■ **MATERIAL PROVIDED**
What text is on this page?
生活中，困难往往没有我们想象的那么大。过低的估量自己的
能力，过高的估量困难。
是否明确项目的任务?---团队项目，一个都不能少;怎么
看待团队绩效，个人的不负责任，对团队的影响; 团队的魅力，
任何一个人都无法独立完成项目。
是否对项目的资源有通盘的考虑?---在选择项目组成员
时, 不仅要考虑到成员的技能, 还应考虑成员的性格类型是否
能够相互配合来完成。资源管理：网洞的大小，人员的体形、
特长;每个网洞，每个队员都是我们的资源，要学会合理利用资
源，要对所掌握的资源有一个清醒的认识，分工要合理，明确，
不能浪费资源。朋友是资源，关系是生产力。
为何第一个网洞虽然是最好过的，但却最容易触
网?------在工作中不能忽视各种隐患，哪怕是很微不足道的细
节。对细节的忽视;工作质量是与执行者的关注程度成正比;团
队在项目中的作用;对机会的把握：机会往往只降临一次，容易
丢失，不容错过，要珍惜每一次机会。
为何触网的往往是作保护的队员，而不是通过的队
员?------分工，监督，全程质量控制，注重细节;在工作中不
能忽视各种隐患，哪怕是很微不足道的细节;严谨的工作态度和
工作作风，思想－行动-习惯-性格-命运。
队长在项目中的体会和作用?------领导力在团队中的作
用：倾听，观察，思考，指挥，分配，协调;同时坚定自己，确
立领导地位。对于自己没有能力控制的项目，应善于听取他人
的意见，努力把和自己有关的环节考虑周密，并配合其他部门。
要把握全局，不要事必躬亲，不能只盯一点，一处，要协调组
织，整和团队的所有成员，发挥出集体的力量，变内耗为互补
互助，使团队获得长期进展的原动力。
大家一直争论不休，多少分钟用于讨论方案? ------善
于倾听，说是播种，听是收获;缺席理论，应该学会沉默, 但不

■ **GOAL**
Transcribe every entry word for word.

■ **TASK OUTPUT**
What text is on this page?
生活中，困难往往没有我们想象的那么大。过低的估量自己的
能力，过高的估量困难。
是否明确项目的任务?---团队项目，一个都不能少;怎么
看待团队绩效，个人的不负责任，对团队的影响; 团队的魅力，
任何一个人都无法独立完成项目。
是否对项目的资源有通盘的考虑?---在选择项目组成员
时, 不仅要考虑到成员的技能, 还应考虑成员的性格类型是否
能够相互配合来完成。资源管理：网洞的大小，人员的体形、
特长;每个网洞，每个队员都是我们的资源，要学会合理利用资
源，要对所掌握的资源有一个清醒的认识，分工要合理，明确，
不能浪费资源。朋友是资源，关系是生产力。
为何第一个网洞虽然是最好过的，但却最容易触
网?------在工作中不能忽视各种隐患，哪怕是很微不足道的细
节。对细节的忽视;工作质量是与执行者的关注程度成正比;团
队在项目中的作用;对机会的把握：机会往往只降临一次，容易
丢失，不容错过，要珍惜每一次机会。
为何触网的往往是作保护的队员，而不是通过的队
员?------分工，监督，全程质量控制，注重细节;在工作中不
能忽视各种隐患，哪怕是很微不足道的细节;严谨的工作态度和
工作作风，思想－行动-习惯-性格-命运。
队长在项目中的体会和作用?------领导力在团队中的作
用：倾听，观察，思考，指挥，分配，协调;同时坚定自己，确
立领导地位。对于自己没有能力控制的项目，应善于听取他人
的意见，努力把和自己有关的环节考虑周密，并配合其他部门。
要把握全局，不要事必躬亲，不能只盯一点，一处，要协调组
织，整和团队的所有成员，发挥出集体的力量，变内耗为互补
互助，使团队获得长期进展的原动力。
大家一直争论不休，多少分钟用于讨论方案? ------善
于倾听，说是播种，听是收获;缺席理论，应该学会沉默, 但不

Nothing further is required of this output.